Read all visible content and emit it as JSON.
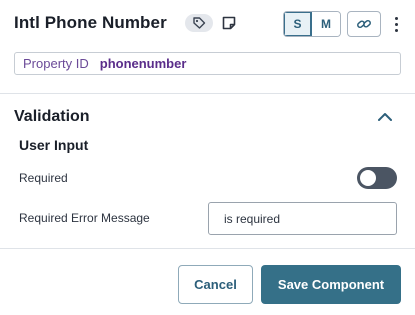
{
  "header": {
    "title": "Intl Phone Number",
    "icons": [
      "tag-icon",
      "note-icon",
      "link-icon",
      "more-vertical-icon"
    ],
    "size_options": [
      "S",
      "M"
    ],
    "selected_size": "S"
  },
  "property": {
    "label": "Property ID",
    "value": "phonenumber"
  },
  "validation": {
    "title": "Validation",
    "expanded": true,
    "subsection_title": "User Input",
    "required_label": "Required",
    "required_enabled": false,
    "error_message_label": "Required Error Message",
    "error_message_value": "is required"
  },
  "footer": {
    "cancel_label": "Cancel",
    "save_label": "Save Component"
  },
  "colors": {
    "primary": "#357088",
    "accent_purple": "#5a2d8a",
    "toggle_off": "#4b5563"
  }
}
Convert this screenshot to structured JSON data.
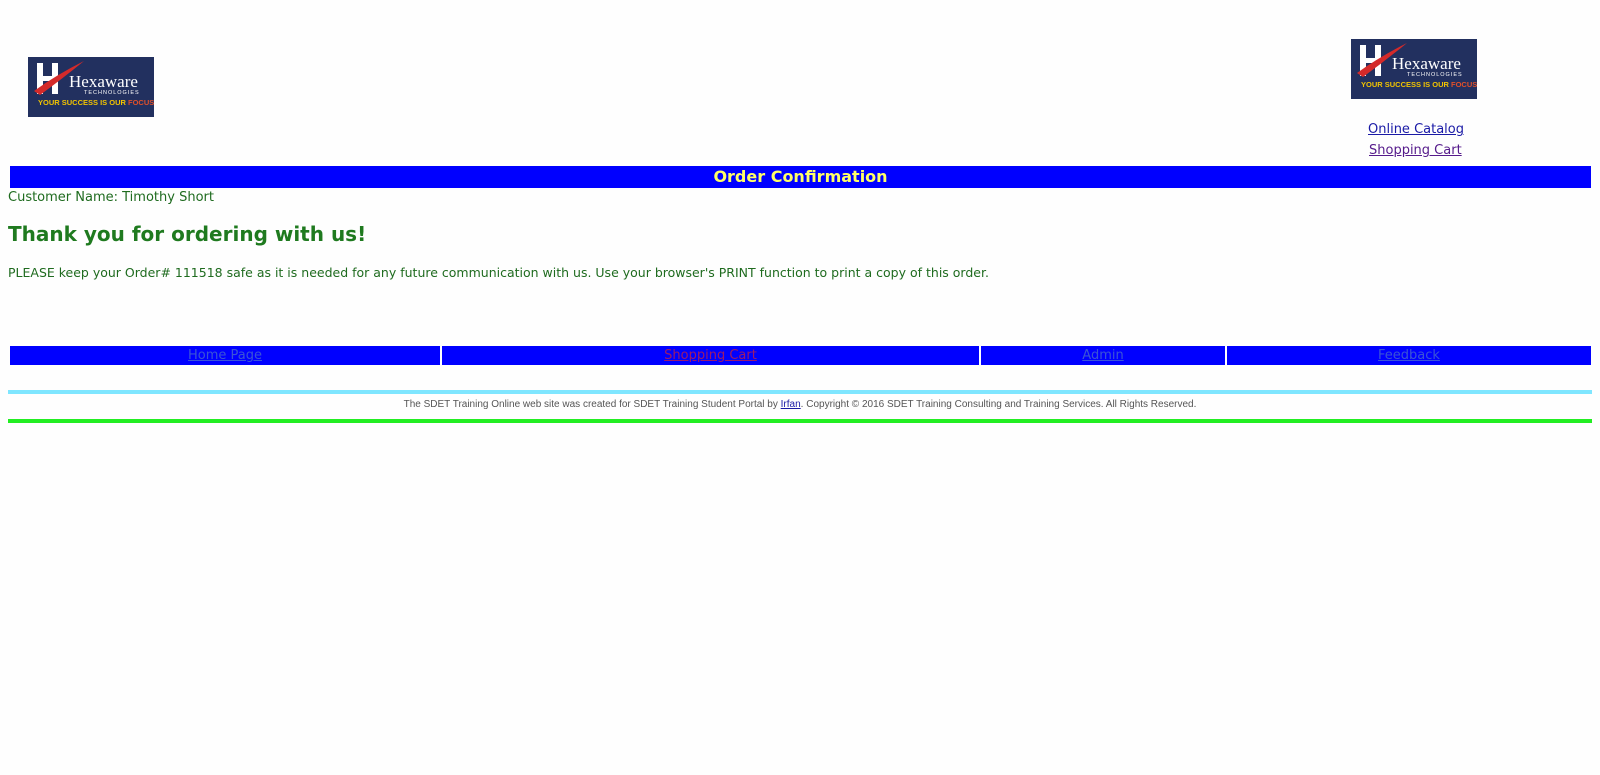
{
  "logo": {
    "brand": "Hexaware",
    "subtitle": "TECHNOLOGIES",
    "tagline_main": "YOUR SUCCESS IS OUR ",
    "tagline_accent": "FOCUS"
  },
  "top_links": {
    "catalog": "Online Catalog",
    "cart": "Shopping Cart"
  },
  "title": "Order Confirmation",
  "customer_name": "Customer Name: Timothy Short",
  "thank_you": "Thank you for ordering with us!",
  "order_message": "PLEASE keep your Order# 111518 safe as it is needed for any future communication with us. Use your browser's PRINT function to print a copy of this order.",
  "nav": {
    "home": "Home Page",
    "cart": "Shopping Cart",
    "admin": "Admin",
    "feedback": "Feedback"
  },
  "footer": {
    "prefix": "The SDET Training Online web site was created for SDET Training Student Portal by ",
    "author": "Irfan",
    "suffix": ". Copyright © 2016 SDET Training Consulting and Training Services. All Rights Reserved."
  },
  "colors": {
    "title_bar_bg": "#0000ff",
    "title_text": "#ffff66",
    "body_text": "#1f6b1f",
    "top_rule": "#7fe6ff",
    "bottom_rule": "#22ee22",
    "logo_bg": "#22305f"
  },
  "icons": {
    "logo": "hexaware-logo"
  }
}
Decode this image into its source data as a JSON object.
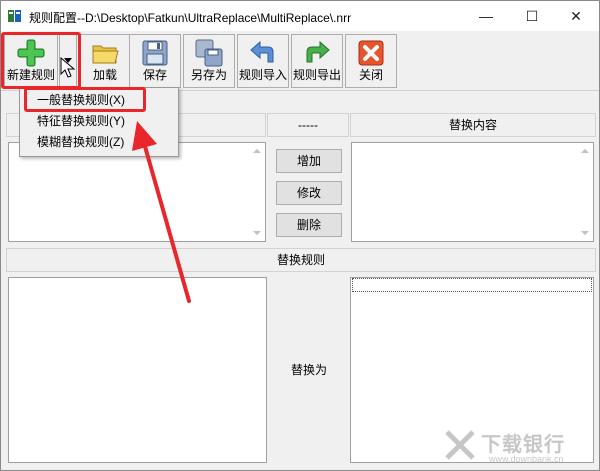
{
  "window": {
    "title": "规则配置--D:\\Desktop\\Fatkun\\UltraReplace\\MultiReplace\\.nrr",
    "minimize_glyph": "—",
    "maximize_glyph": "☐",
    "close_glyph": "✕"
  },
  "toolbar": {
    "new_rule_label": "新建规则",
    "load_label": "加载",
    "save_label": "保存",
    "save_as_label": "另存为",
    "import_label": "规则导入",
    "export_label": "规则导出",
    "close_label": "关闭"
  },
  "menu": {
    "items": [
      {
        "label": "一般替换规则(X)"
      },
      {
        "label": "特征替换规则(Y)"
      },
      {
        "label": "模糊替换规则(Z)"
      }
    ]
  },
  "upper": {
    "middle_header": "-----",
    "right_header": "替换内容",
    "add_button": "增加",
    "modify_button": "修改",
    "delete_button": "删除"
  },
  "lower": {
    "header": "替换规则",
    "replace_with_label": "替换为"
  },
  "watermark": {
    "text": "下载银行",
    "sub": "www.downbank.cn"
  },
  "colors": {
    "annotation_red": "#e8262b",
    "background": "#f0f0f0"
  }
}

PROBLEM TO SOLVE: Reproduce the records above exactly, leaving out every picture they contain.

ANSWER IN FULL:
Read all visible content and emit it as JSON.
{
  "header": {
    "title": "Intl Phone Number",
    "icons": [
      "tag-icon",
      "note-icon",
      "link-icon",
      "more-vertical-icon"
    ],
    "size_options": [
      "S",
      "M"
    ],
    "selected_size": "S"
  },
  "property": {
    "label": "Property ID",
    "value": "phonenumber"
  },
  "validation": {
    "title": "Validation",
    "expanded": true,
    "subsection_title": "User Input",
    "required_label": "Required",
    "required_enabled": false,
    "error_message_label": "Required Error Message",
    "error_message_value": "is required"
  },
  "footer": {
    "cancel_label": "Cancel",
    "save_label": "Save Component"
  },
  "colors": {
    "primary": "#357088",
    "accent_purple": "#5a2d8a",
    "toggle_off": "#4b5563"
  }
}
Convert this screenshot to structured JSON data.
{
  "logo": {
    "brand": "Hexaware",
    "subtitle": "TECHNOLOGIES",
    "tagline_main": "YOUR SUCCESS IS OUR ",
    "tagline_accent": "FOCUS"
  },
  "top_links": {
    "catalog": "Online Catalog",
    "cart": "Shopping Cart"
  },
  "title": "Order Confirmation",
  "customer_name": "Customer Name: Timothy Short",
  "thank_you": "Thank you for ordering with us!",
  "order_message": "PLEASE keep your Order# 111518 safe as it is needed for any future communication with us. Use your browser's PRINT function to print a copy of this order.",
  "nav": {
    "home": "Home Page",
    "cart": "Shopping Cart",
    "admin": "Admin",
    "feedback": "Feedback"
  },
  "footer": {
    "prefix": "The SDET Training Online web site was created for SDET Training Student Portal by ",
    "author": "Irfan",
    "suffix": ". Copyright © 2016 SDET Training Consulting and Training Services. All Rights Reserved."
  },
  "colors": {
    "title_bar_bg": "#0000ff",
    "title_text": "#ffff66",
    "body_text": "#1f6b1f",
    "top_rule": "#7fe6ff",
    "bottom_rule": "#22ee22",
    "logo_bg": "#22305f"
  },
  "icons": {
    "logo": "hexaware-logo"
  }
}
Decode this image into its source data as a JSON object.
{
  "window": {
    "title": "规则配置--D:\\Desktop\\Fatkun\\UltraReplace\\MultiReplace\\.nrr",
    "minimize_glyph": "—",
    "maximize_glyph": "☐",
    "close_glyph": "✕"
  },
  "toolbar": {
    "new_rule_label": "新建规则",
    "load_label": "加载",
    "save_label": "保存",
    "save_as_label": "另存为",
    "import_label": "规则导入",
    "export_label": "规则导出",
    "close_label": "关闭"
  },
  "menu": {
    "items": [
      {
        "label": "一般替换规则(X)"
      },
      {
        "label": "特征替换规则(Y)"
      },
      {
        "label": "模糊替换规则(Z)"
      }
    ]
  },
  "upper": {
    "middle_header": "-----",
    "right_header": "替换内容",
    "add_button": "增加",
    "modify_button": "修改",
    "delete_button": "删除"
  },
  "lower": {
    "header": "替换规则",
    "replace_with_label": "替换为"
  },
  "watermark": {
    "text": "下载银行",
    "sub": "www.downbank.cn"
  },
  "colors": {
    "annotation_red": "#e8262b",
    "background": "#f0f0f0"
  }
}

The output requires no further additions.